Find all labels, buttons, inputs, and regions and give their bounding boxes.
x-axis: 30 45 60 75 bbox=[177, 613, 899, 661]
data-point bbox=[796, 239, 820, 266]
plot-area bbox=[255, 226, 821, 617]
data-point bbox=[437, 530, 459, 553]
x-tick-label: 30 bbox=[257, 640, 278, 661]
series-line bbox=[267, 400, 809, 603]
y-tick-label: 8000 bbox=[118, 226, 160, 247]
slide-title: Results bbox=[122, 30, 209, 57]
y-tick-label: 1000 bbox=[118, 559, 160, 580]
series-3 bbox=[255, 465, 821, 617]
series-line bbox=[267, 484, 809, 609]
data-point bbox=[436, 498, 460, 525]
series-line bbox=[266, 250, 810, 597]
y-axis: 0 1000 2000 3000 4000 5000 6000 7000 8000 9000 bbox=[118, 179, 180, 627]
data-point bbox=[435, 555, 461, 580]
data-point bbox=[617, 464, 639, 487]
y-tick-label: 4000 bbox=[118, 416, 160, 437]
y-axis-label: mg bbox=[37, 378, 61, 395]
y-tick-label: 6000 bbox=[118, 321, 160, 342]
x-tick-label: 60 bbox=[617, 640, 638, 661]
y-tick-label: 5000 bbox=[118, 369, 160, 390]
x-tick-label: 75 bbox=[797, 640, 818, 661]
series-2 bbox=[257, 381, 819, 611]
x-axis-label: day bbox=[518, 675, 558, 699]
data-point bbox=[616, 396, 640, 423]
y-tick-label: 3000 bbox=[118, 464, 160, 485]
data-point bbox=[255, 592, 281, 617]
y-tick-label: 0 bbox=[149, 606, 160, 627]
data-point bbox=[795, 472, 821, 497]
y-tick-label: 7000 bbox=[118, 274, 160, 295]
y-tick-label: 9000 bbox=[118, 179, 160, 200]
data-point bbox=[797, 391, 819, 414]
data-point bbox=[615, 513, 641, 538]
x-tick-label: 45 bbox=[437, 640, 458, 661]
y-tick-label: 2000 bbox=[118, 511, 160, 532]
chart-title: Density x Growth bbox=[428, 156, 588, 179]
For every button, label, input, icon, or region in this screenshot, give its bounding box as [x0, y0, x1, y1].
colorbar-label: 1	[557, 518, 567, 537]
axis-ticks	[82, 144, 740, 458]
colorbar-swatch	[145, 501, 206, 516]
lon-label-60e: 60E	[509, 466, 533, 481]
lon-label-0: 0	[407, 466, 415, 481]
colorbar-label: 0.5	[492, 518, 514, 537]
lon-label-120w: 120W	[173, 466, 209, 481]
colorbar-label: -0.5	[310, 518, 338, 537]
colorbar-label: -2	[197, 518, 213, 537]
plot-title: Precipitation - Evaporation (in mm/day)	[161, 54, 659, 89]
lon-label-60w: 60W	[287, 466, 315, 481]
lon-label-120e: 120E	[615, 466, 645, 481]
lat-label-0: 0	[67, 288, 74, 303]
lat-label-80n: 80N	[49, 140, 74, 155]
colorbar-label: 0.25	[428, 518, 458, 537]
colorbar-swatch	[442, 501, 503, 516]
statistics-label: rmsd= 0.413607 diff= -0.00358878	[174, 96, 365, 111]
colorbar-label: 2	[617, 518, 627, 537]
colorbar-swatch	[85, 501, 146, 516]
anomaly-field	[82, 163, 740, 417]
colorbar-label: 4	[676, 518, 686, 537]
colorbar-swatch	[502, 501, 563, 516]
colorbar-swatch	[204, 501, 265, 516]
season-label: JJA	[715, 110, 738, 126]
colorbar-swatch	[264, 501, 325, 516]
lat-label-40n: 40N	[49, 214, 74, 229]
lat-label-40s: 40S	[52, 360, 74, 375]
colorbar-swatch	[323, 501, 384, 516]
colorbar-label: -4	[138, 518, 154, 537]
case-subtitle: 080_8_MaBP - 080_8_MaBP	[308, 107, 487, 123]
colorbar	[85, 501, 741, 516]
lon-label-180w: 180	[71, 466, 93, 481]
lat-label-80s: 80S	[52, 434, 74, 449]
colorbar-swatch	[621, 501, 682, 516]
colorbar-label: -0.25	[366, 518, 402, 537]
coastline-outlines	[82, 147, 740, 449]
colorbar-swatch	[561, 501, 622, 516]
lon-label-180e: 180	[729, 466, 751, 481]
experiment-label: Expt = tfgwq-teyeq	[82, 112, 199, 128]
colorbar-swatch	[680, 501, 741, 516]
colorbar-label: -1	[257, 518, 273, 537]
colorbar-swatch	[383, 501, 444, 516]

* * * *

Please reproduce every line of the listing above word for word, keeping each line's order, spacing and punctuation unchanged.

EXERCISE OUTPUT
Find all labels, buttons, inputs, and regions and give their bounding boxes.
x-axis: 30 45 60 75 bbox=[177, 613, 899, 661]
data-point bbox=[796, 239, 820, 266]
plot-area bbox=[255, 226, 821, 617]
data-point bbox=[437, 530, 459, 553]
x-tick-label: 30 bbox=[257, 640, 278, 661]
series-line bbox=[267, 400, 809, 603]
y-tick-label: 8000 bbox=[118, 226, 160, 247]
slide-title: Results bbox=[122, 30, 209, 57]
y-tick-label: 1000 bbox=[118, 559, 160, 580]
series-3 bbox=[255, 465, 821, 617]
series-line bbox=[267, 484, 809, 609]
data-point bbox=[436, 498, 460, 525]
series-line bbox=[266, 250, 810, 597]
y-axis: 0 1000 2000 3000 4000 5000 6000 7000 8000 9000 bbox=[118, 179, 180, 627]
data-point bbox=[435, 555, 461, 580]
data-point bbox=[617, 464, 639, 487]
y-tick-label: 4000 bbox=[118, 416, 160, 437]
y-axis-label: mg bbox=[37, 378, 61, 395]
y-tick-label: 6000 bbox=[118, 321, 160, 342]
x-tick-label: 60 bbox=[617, 640, 638, 661]
y-tick-label: 5000 bbox=[118, 369, 160, 390]
x-tick-label: 75 bbox=[797, 640, 818, 661]
series-2 bbox=[257, 381, 819, 611]
x-axis-label: day bbox=[518, 675, 558, 699]
data-point bbox=[616, 396, 640, 423]
y-tick-label: 3000 bbox=[118, 464, 160, 485]
data-point bbox=[255, 592, 281, 617]
y-tick-label: 0 bbox=[149, 606, 160, 627]
data-point bbox=[795, 472, 821, 497]
y-tick-label: 7000 bbox=[118, 274, 160, 295]
y-tick-label: 9000 bbox=[118, 179, 160, 200]
data-point bbox=[797, 391, 819, 414]
data-point bbox=[615, 513, 641, 538]
x-tick-label: 45 bbox=[437, 640, 458, 661]
y-tick-label: 2000 bbox=[118, 511, 160, 532]
chart-title: Density x Growth bbox=[428, 156, 588, 179]
For every button, label, input, icon, or region in this screenshot, give its bounding box as [x0, y0, x1, y1].
colorbar-label: 1	[557, 518, 567, 537]
axis-ticks	[82, 144, 740, 458]
colorbar-swatch	[145, 501, 206, 516]
lon-label-60e: 60E	[509, 466, 533, 481]
lon-label-0: 0	[407, 466, 415, 481]
colorbar-label: 0.5	[492, 518, 514, 537]
lon-label-120w: 120W	[173, 466, 209, 481]
colorbar-label: -0.5	[310, 518, 338, 537]
colorbar-label: -2	[197, 518, 213, 537]
plot-title: Precipitation - Evaporation (in mm/day)	[161, 54, 659, 89]
lon-label-60w: 60W	[287, 466, 315, 481]
lon-label-120e: 120E	[615, 466, 645, 481]
lat-label-0: 0	[67, 288, 74, 303]
lat-label-80n: 80N	[49, 140, 74, 155]
colorbar-label: 0.25	[428, 518, 458, 537]
colorbar-swatch	[442, 501, 503, 516]
statistics-label: rmsd= 0.413607 diff= -0.00358878	[174, 96, 365, 111]
colorbar-label: 2	[617, 518, 627, 537]
colorbar-swatch	[85, 501, 146, 516]
anomaly-field	[82, 163, 740, 417]
colorbar-label: 4	[676, 518, 686, 537]
colorbar-swatch	[502, 501, 563, 516]
colorbar-swatch	[204, 501, 265, 516]
season-label: JJA	[715, 110, 738, 126]
colorbar-swatch	[264, 501, 325, 516]
lat-label-40n: 40N	[49, 214, 74, 229]
lat-label-40s: 40S	[52, 360, 74, 375]
colorbar-swatch	[323, 501, 384, 516]
colorbar-label: -4	[138, 518, 154, 537]
case-subtitle: 080_8_MaBP - 080_8_MaBP	[308, 107, 487, 123]
colorbar	[85, 501, 741, 516]
lon-label-180w: 180	[71, 466, 93, 481]
lat-label-80s: 80S	[52, 434, 74, 449]
colorbar-swatch	[621, 501, 682, 516]
colorbar-label: -0.25	[366, 518, 402, 537]
coastline-outlines	[82, 147, 740, 449]
colorbar-swatch	[561, 501, 622, 516]
lon-label-180e: 180	[729, 466, 751, 481]
experiment-label: Expt = tfgwq-teyeq	[82, 112, 199, 128]
colorbar-swatch	[680, 501, 741, 516]
colorbar-label: -1	[257, 518, 273, 537]
colorbar-swatch	[383, 501, 444, 516]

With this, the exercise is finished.